** Start of Materials provided **

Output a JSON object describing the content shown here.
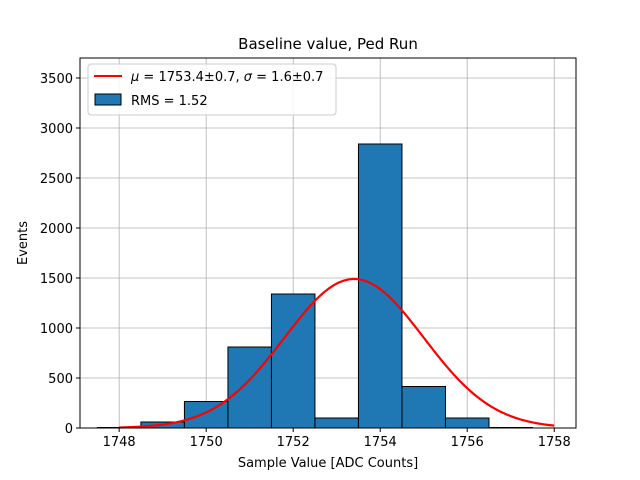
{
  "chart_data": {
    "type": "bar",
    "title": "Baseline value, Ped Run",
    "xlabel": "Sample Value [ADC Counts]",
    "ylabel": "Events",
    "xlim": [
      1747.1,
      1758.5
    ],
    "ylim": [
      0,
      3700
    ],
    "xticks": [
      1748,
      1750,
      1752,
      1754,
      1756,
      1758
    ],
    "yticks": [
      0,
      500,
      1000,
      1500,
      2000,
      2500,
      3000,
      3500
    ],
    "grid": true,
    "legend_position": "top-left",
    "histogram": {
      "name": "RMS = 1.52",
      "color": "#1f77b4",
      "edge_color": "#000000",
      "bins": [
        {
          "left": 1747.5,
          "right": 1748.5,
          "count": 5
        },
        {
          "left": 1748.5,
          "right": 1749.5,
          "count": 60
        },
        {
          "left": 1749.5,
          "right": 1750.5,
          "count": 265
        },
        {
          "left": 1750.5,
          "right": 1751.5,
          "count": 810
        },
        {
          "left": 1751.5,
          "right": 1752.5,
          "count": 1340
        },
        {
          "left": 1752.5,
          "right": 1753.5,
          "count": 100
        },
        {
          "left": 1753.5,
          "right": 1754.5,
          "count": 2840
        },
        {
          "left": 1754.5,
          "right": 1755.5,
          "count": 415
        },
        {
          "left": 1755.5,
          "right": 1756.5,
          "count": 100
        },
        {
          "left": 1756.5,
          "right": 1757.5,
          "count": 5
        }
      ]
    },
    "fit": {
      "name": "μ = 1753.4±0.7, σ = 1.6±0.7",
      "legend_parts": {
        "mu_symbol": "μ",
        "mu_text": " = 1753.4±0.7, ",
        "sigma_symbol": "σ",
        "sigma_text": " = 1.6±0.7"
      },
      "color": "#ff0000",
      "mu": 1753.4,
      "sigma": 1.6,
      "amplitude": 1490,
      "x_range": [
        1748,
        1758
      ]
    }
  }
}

** End of Materials provided **

Exercise task:
Leave out the pictures and print every line of the data exactly.

Answer to this exercise:
Output a JSON object describing the content shown here.
{
  "chart_data": {
    "type": "bar",
    "title": "Baseline value, Ped Run",
    "xlabel": "Sample Value [ADC Counts]",
    "ylabel": "Events",
    "xlim": [
      1747.1,
      1758.5
    ],
    "ylim": [
      0,
      3700
    ],
    "xticks": [
      1748,
      1750,
      1752,
      1754,
      1756,
      1758
    ],
    "yticks": [
      0,
      500,
      1000,
      1500,
      2000,
      2500,
      3000,
      3500
    ],
    "grid": true,
    "legend_position": "top-left",
    "histogram": {
      "name": "RMS = 1.52",
      "color": "#1f77b4",
      "edge_color": "#000000",
      "bins": [
        {
          "left": 1747.5,
          "right": 1748.5,
          "count": 5
        },
        {
          "left": 1748.5,
          "right": 1749.5,
          "count": 60
        },
        {
          "left": 1749.5,
          "right": 1750.5,
          "count": 265
        },
        {
          "left": 1750.5,
          "right": 1751.5,
          "count": 810
        },
        {
          "left": 1751.5,
          "right": 1752.5,
          "count": 1340
        },
        {
          "left": 1752.5,
          "right": 1753.5,
          "count": 100
        },
        {
          "left": 1753.5,
          "right": 1754.5,
          "count": 2840
        },
        {
          "left": 1754.5,
          "right": 1755.5,
          "count": 415
        },
        {
          "left": 1755.5,
          "right": 1756.5,
          "count": 100
        },
        {
          "left": 1756.5,
          "right": 1757.5,
          "count": 5
        }
      ]
    },
    "fit": {
      "name": "μ = 1753.4±0.7, σ = 1.6±0.7",
      "legend_parts": {
        "mu_symbol": "μ",
        "mu_text": " = 1753.4±0.7, ",
        "sigma_symbol": "σ",
        "sigma_text": " = 1.6±0.7"
      },
      "color": "#ff0000",
      "mu": 1753.4,
      "sigma": 1.6,
      "amplitude": 1490,
      "x_range": [
        1748,
        1758
      ]
    }
  }
}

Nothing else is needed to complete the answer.